### WRITTEN TASK
Pictures do not belong in the copy; restate the records below word for word.

### INPUT FOR THIS TASK
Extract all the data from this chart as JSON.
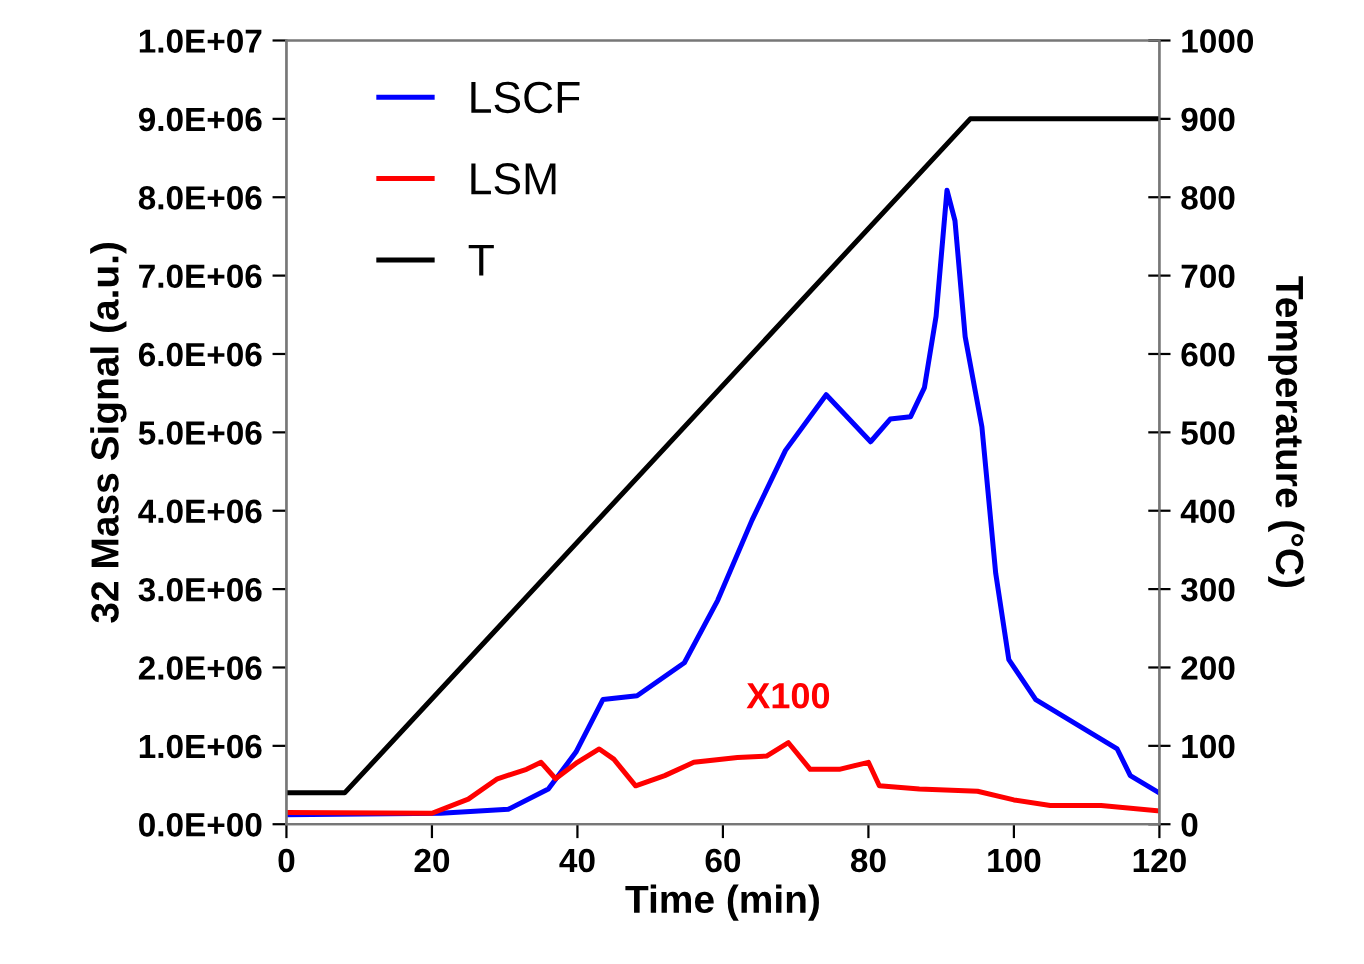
{
  "chart_data": {
    "type": "line",
    "xlabel": "Time (min)",
    "ylabel": "32 Mass Signal (a.u.)",
    "y2label": "Temperature (°C)",
    "xlim": [
      0,
      120
    ],
    "xticks": [
      0,
      20,
      40,
      60,
      80,
      100,
      120
    ],
    "ylim": [
      0,
      10000000
    ],
    "yticks": [
      {
        "value": 0,
        "label": "0.0E+00"
      },
      {
        "value": 1000000,
        "label": "1.0E+06"
      },
      {
        "value": 2000000,
        "label": "2.0E+06"
      },
      {
        "value": 3000000,
        "label": "3.0E+06"
      },
      {
        "value": 4000000,
        "label": "4.0E+06"
      },
      {
        "value": 5000000,
        "label": "5.0E+06"
      },
      {
        "value": 6000000,
        "label": "6.0E+06"
      },
      {
        "value": 7000000,
        "label": "7.0E+06"
      },
      {
        "value": 8000000,
        "label": "8.0E+06"
      },
      {
        "value": 9000000,
        "label": "9.0E+06"
      },
      {
        "value": 10000000,
        "label": "1.0E+07"
      }
    ],
    "y2lim": [
      0,
      1000
    ],
    "y2ticks": [
      0,
      100,
      200,
      300,
      400,
      500,
      600,
      700,
      800,
      900,
      1000
    ],
    "legend": "top left",
    "grid": false,
    "annotations": [
      "X100"
    ],
    "series": [
      {
        "name": "LSCF",
        "color": "#0000ff",
        "x": [
          0,
          21.2,
          30.5,
          36,
          39.8,
          43.5,
          48.2,
          54.7,
          59.3,
          64,
          68.6,
          74.2,
          80.3,
          83,
          85.8,
          87.7,
          89.3,
          90.8,
          91.9,
          93.3,
          94.7,
          95.6,
          97.5,
          99.3,
          103,
          110.5,
          114.2,
          116,
          119.8
        ],
        "values": [
          120000,
          140000,
          190000,
          450000,
          920000,
          1590000,
          1640000,
          2060000,
          2860000,
          3880000,
          4770000,
          5480000,
          4880000,
          5170000,
          5200000,
          5570000,
          6480000,
          8090000,
          7700000,
          6220000,
          5520000,
          5070000,
          3200000,
          2100000,
          1590000,
          1170000,
          960000,
          620000,
          410000
        ]
      },
      {
        "name": "LSM",
        "color": "#ff0000",
        "x": [
          0,
          20,
          25,
          29,
          33,
          35,
          37,
          40,
          43,
          45,
          48,
          52,
          56,
          62,
          66,
          69,
          72,
          76,
          80,
          81.5,
          87,
          95,
          100,
          105,
          112,
          120
        ],
        "values": [
          150000,
          140000,
          320000,
          580000,
          700000,
          790000,
          580000,
          790000,
          960000,
          830000,
          490000,
          620000,
          790000,
          850000,
          870000,
          1040000,
          700000,
          700000,
          790000,
          490000,
          450000,
          420000,
          310000,
          240000,
          240000,
          170000
        ]
      },
      {
        "name": "T",
        "color": "#000000",
        "axis": "y2",
        "x": [
          0,
          8,
          94,
          120
        ],
        "values": [
          40,
          40,
          900,
          900
        ]
      }
    ]
  }
}
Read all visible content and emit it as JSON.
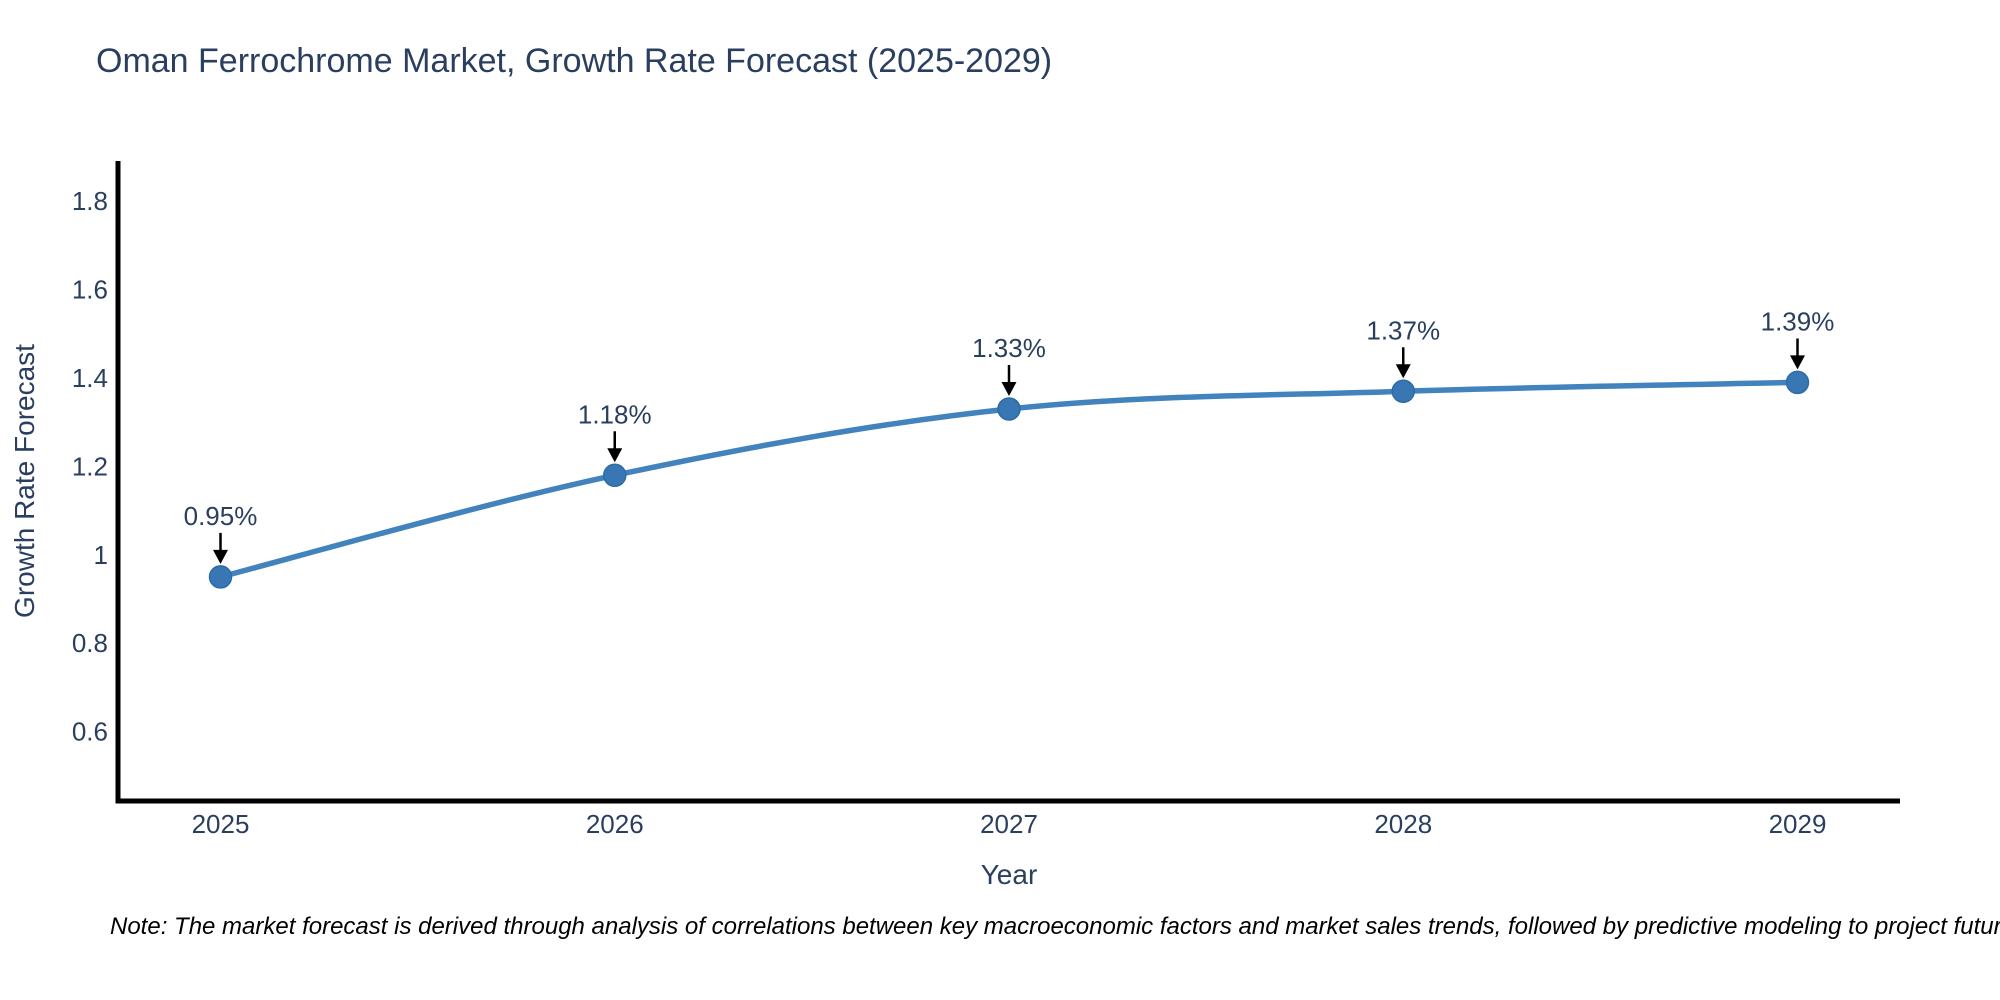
{
  "chart_data": {
    "type": "line",
    "title": "Oman Ferrochrome Market, Growth Rate Forecast (2025-2029)",
    "xlabel": "Year",
    "ylabel": "Growth Rate Forecast",
    "x": [
      2025,
      2026,
      2027,
      2028,
      2029
    ],
    "y": [
      0.95,
      1.18,
      1.33,
      1.37,
      1.39
    ],
    "point_labels": [
      "0.95%",
      "1.18%",
      "1.33%",
      "1.37%",
      "1.39%"
    ],
    "x_tick_labels": [
      "2025",
      "2026",
      "2027",
      "2028",
      "2029"
    ],
    "y_tick_values": [
      0.6,
      0.8,
      1.0,
      1.2,
      1.4,
      1.6,
      1.8
    ],
    "y_tick_labels": [
      "0.6",
      "0.8",
      "1",
      "1.2",
      "1.4",
      "1.6",
      "1.8"
    ],
    "xlim": [
      2024.74,
      2029.26
    ],
    "ylim": [
      0.443,
      1.891
    ],
    "grid": false,
    "legend_position": "none",
    "line_shape": "spline",
    "colors": {
      "line": "#4383bd",
      "marker": "#3877b4",
      "marker_edge": "#2f6ba3",
      "axis_line": "#000000",
      "text": "#2a3f5f",
      "annotation_arrow": "#000000",
      "note_text": "#000000"
    }
  },
  "note": {
    "text": "Note: The market forecast is derived through analysis of correlations between key macroeconomic factors and market sales trends, followed by predictive modeling to project future sales"
  }
}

### RESULT OF THIS EXERCISE
Extract all the data from this chart as JSON.
{
  "chart_data": {
    "type": "line",
    "xlabel": "Time (min)",
    "ylabel": "32 Mass Signal (a.u.)",
    "y2label": "Temperature (°C)",
    "xlim": [
      0,
      120
    ],
    "xticks": [
      0,
      20,
      40,
      60,
      80,
      100,
      120
    ],
    "ylim": [
      0,
      10000000
    ],
    "yticks": [
      {
        "value": 0,
        "label": "0.0E+00"
      },
      {
        "value": 1000000,
        "label": "1.0E+06"
      },
      {
        "value": 2000000,
        "label": "2.0E+06"
      },
      {
        "value": 3000000,
        "label": "3.0E+06"
      },
      {
        "value": 4000000,
        "label": "4.0E+06"
      },
      {
        "value": 5000000,
        "label": "5.0E+06"
      },
      {
        "value": 6000000,
        "label": "6.0E+06"
      },
      {
        "value": 7000000,
        "label": "7.0E+06"
      },
      {
        "value": 8000000,
        "label": "8.0E+06"
      },
      {
        "value": 9000000,
        "label": "9.0E+06"
      },
      {
        "value": 10000000,
        "label": "1.0E+07"
      }
    ],
    "y2lim": [
      0,
      1000
    ],
    "y2ticks": [
      0,
      100,
      200,
      300,
      400,
      500,
      600,
      700,
      800,
      900,
      1000
    ],
    "legend": "top left",
    "grid": false,
    "annotations": [
      "X100"
    ],
    "series": [
      {
        "name": "LSCF",
        "color": "#0000ff",
        "x": [
          0,
          21.2,
          30.5,
          36,
          39.8,
          43.5,
          48.2,
          54.7,
          59.3,
          64,
          68.6,
          74.2,
          80.3,
          83,
          85.8,
          87.7,
          89.3,
          90.8,
          91.9,
          93.3,
          94.7,
          95.6,
          97.5,
          99.3,
          103,
          110.5,
          114.2,
          116,
          119.8
        ],
        "values": [
          120000,
          140000,
          190000,
          450000,
          920000,
          1590000,
          1640000,
          2060000,
          2860000,
          3880000,
          4770000,
          5480000,
          4880000,
          5170000,
          5200000,
          5570000,
          6480000,
          8090000,
          7700000,
          6220000,
          5520000,
          5070000,
          3200000,
          2100000,
          1590000,
          1170000,
          960000,
          620000,
          410000
        ]
      },
      {
        "name": "LSM",
        "color": "#ff0000",
        "x": [
          0,
          20,
          25,
          29,
          33,
          35,
          37,
          40,
          43,
          45,
          48,
          52,
          56,
          62,
          66,
          69,
          72,
          76,
          80,
          81.5,
          87,
          95,
          100,
          105,
          112,
          120
        ],
        "values": [
          150000,
          140000,
          320000,
          580000,
          700000,
          790000,
          580000,
          790000,
          960000,
          830000,
          490000,
          620000,
          790000,
          850000,
          870000,
          1040000,
          700000,
          700000,
          790000,
          490000,
          450000,
          420000,
          310000,
          240000,
          240000,
          170000
        ]
      },
      {
        "name": "T",
        "color": "#000000",
        "axis": "y2",
        "x": [
          0,
          8,
          94,
          120
        ],
        "values": [
          40,
          40,
          900,
          900
        ]
      }
    ]
  }
}
Read all visible content and emit it as JSON.
{
  "chart_data": {
    "type": "line",
    "title": "Oman Ferrochrome Market, Growth Rate Forecast (2025-2029)",
    "xlabel": "Year",
    "ylabel": "Growth Rate Forecast",
    "x": [
      2025,
      2026,
      2027,
      2028,
      2029
    ],
    "y": [
      0.95,
      1.18,
      1.33,
      1.37,
      1.39
    ],
    "point_labels": [
      "0.95%",
      "1.18%",
      "1.33%",
      "1.37%",
      "1.39%"
    ],
    "x_tick_labels": [
      "2025",
      "2026",
      "2027",
      "2028",
      "2029"
    ],
    "y_tick_values": [
      0.6,
      0.8,
      1.0,
      1.2,
      1.4,
      1.6,
      1.8
    ],
    "y_tick_labels": [
      "0.6",
      "0.8",
      "1",
      "1.2",
      "1.4",
      "1.6",
      "1.8"
    ],
    "xlim": [
      2024.74,
      2029.26
    ],
    "ylim": [
      0.443,
      1.891
    ],
    "grid": false,
    "legend_position": "none",
    "line_shape": "spline",
    "colors": {
      "line": "#4383bd",
      "marker": "#3877b4",
      "marker_edge": "#2f6ba3",
      "axis_line": "#000000",
      "text": "#2a3f5f",
      "annotation_arrow": "#000000",
      "note_text": "#000000"
    }
  },
  "note": {
    "text": "Note: The market forecast is derived through analysis of correlations between key macroeconomic factors and market sales trends, followed by predictive modeling to project future sales"
  }
}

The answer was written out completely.